Directions: Every record must be repeated exactly; omit any pictures they contain.

Material provided:
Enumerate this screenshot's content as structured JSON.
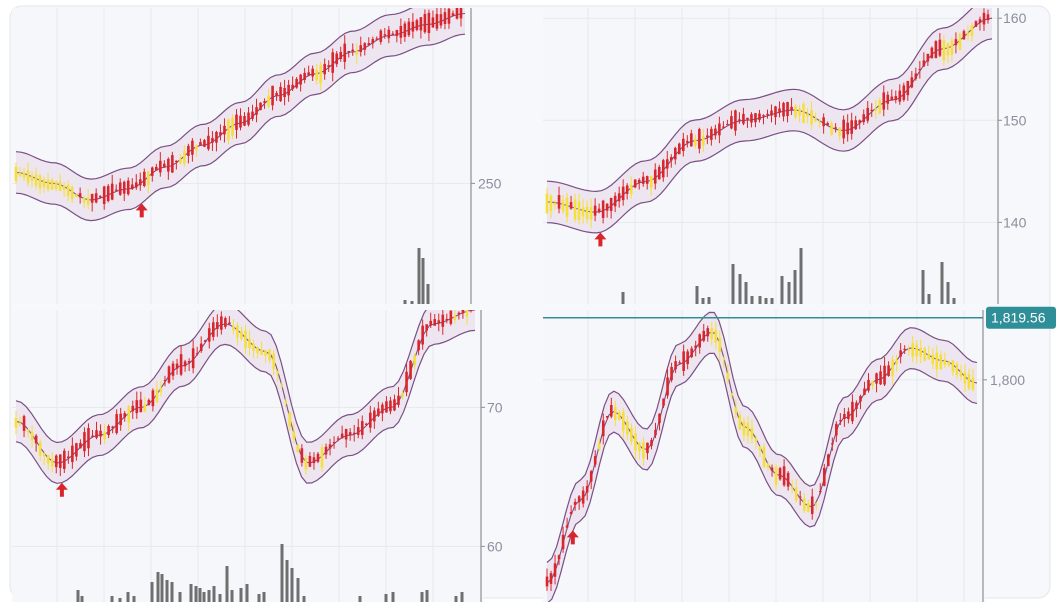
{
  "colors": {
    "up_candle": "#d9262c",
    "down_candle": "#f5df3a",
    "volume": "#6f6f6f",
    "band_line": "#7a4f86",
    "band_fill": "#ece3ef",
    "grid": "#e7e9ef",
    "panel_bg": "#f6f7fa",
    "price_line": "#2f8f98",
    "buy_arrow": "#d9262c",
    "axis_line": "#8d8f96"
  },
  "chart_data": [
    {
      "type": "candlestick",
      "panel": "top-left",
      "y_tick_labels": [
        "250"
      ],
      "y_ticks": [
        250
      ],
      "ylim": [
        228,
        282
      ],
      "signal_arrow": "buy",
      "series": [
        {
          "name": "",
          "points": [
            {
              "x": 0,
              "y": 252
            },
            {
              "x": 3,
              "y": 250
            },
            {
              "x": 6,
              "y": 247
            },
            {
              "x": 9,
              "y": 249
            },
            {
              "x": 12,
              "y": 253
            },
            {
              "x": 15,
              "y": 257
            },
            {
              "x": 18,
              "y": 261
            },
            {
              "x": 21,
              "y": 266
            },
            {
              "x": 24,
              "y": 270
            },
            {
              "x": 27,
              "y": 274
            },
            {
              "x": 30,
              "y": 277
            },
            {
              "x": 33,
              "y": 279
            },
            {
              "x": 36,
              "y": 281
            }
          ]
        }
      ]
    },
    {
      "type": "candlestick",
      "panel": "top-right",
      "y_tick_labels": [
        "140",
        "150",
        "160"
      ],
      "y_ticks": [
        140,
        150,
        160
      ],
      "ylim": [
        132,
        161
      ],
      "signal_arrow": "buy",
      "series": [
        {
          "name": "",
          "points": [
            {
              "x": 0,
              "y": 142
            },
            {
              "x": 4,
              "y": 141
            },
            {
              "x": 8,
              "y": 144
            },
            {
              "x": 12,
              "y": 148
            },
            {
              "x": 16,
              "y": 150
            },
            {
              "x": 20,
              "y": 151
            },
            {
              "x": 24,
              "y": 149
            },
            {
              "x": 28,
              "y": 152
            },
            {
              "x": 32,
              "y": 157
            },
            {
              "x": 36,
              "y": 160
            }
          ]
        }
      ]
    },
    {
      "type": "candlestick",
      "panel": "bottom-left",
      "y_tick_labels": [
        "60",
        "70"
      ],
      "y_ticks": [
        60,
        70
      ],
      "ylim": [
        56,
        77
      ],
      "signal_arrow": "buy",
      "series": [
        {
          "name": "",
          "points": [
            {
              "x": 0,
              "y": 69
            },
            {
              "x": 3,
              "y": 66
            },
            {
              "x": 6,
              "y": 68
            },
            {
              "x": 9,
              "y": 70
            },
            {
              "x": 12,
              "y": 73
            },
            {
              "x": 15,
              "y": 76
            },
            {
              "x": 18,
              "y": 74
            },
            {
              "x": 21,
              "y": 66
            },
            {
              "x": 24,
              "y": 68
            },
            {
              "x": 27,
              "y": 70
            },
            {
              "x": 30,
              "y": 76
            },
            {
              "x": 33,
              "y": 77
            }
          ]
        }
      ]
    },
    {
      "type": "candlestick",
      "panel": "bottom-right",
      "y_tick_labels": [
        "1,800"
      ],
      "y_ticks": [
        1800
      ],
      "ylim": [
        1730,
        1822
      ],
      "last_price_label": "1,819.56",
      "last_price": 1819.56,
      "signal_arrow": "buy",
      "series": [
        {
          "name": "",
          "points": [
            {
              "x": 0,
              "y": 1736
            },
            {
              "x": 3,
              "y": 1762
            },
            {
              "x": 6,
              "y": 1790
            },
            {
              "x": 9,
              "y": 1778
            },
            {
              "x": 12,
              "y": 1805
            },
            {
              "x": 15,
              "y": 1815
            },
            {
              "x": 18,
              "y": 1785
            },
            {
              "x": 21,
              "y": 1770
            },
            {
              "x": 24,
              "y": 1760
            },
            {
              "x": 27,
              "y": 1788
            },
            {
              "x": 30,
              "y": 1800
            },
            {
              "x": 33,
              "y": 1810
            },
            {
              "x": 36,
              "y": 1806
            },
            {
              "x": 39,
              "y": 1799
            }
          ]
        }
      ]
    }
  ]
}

Solution to this task:
Enumerate this screenshot's content as structured JSON.
{
  "colors": {
    "up_candle": "#d9262c",
    "down_candle": "#f5df3a",
    "volume": "#6f6f6f",
    "band_line": "#7a4f86",
    "band_fill": "#ece3ef",
    "grid": "#e7e9ef",
    "panel_bg": "#f6f7fa",
    "price_line": "#2f8f98",
    "buy_arrow": "#d9262c",
    "axis_line": "#8d8f96"
  },
  "chart_data": [
    {
      "type": "candlestick",
      "panel": "top-left",
      "y_tick_labels": [
        "250"
      ],
      "y_ticks": [
        250
      ],
      "ylim": [
        228,
        282
      ],
      "signal_arrow": "buy",
      "series": [
        {
          "name": "",
          "points": [
            {
              "x": 0,
              "y": 252
            },
            {
              "x": 3,
              "y": 250
            },
            {
              "x": 6,
              "y": 247
            },
            {
              "x": 9,
              "y": 249
            },
            {
              "x": 12,
              "y": 253
            },
            {
              "x": 15,
              "y": 257
            },
            {
              "x": 18,
              "y": 261
            },
            {
              "x": 21,
              "y": 266
            },
            {
              "x": 24,
              "y": 270
            },
            {
              "x": 27,
              "y": 274
            },
            {
              "x": 30,
              "y": 277
            },
            {
              "x": 33,
              "y": 279
            },
            {
              "x": 36,
              "y": 281
            }
          ]
        }
      ]
    },
    {
      "type": "candlestick",
      "panel": "top-right",
      "y_tick_labels": [
        "140",
        "150",
        "160"
      ],
      "y_ticks": [
        140,
        150,
        160
      ],
      "ylim": [
        132,
        161
      ],
      "signal_arrow": "buy",
      "series": [
        {
          "name": "",
          "points": [
            {
              "x": 0,
              "y": 142
            },
            {
              "x": 4,
              "y": 141
            },
            {
              "x": 8,
              "y": 144
            },
            {
              "x": 12,
              "y": 148
            },
            {
              "x": 16,
              "y": 150
            },
            {
              "x": 20,
              "y": 151
            },
            {
              "x": 24,
              "y": 149
            },
            {
              "x": 28,
              "y": 152
            },
            {
              "x": 32,
              "y": 157
            },
            {
              "x": 36,
              "y": 160
            }
          ]
        }
      ]
    },
    {
      "type": "candlestick",
      "panel": "bottom-left",
      "y_tick_labels": [
        "60",
        "70"
      ],
      "y_ticks": [
        60,
        70
      ],
      "ylim": [
        56,
        77
      ],
      "signal_arrow": "buy",
      "series": [
        {
          "name": "",
          "points": [
            {
              "x": 0,
              "y": 69
            },
            {
              "x": 3,
              "y": 66
            },
            {
              "x": 6,
              "y": 68
            },
            {
              "x": 9,
              "y": 70
            },
            {
              "x": 12,
              "y": 73
            },
            {
              "x": 15,
              "y": 76
            },
            {
              "x": 18,
              "y": 74
            },
            {
              "x": 21,
              "y": 66
            },
            {
              "x": 24,
              "y": 68
            },
            {
              "x": 27,
              "y": 70
            },
            {
              "x": 30,
              "y": 76
            },
            {
              "x": 33,
              "y": 77
            }
          ]
        }
      ]
    },
    {
      "type": "candlestick",
      "panel": "bottom-right",
      "y_tick_labels": [
        "1,800"
      ],
      "y_ticks": [
        1800
      ],
      "ylim": [
        1730,
        1822
      ],
      "last_price_label": "1,819.56",
      "last_price": 1819.56,
      "signal_arrow": "buy",
      "series": [
        {
          "name": "",
          "points": [
            {
              "x": 0,
              "y": 1736
            },
            {
              "x": 3,
              "y": 1762
            },
            {
              "x": 6,
              "y": 1790
            },
            {
              "x": 9,
              "y": 1778
            },
            {
              "x": 12,
              "y": 1805
            },
            {
              "x": 15,
              "y": 1815
            },
            {
              "x": 18,
              "y": 1785
            },
            {
              "x": 21,
              "y": 1770
            },
            {
              "x": 24,
              "y": 1760
            },
            {
              "x": 27,
              "y": 1788
            },
            {
              "x": 30,
              "y": 1800
            },
            {
              "x": 33,
              "y": 1810
            },
            {
              "x": 36,
              "y": 1806
            },
            {
              "x": 39,
              "y": 1799
            }
          ]
        }
      ]
    }
  ]
}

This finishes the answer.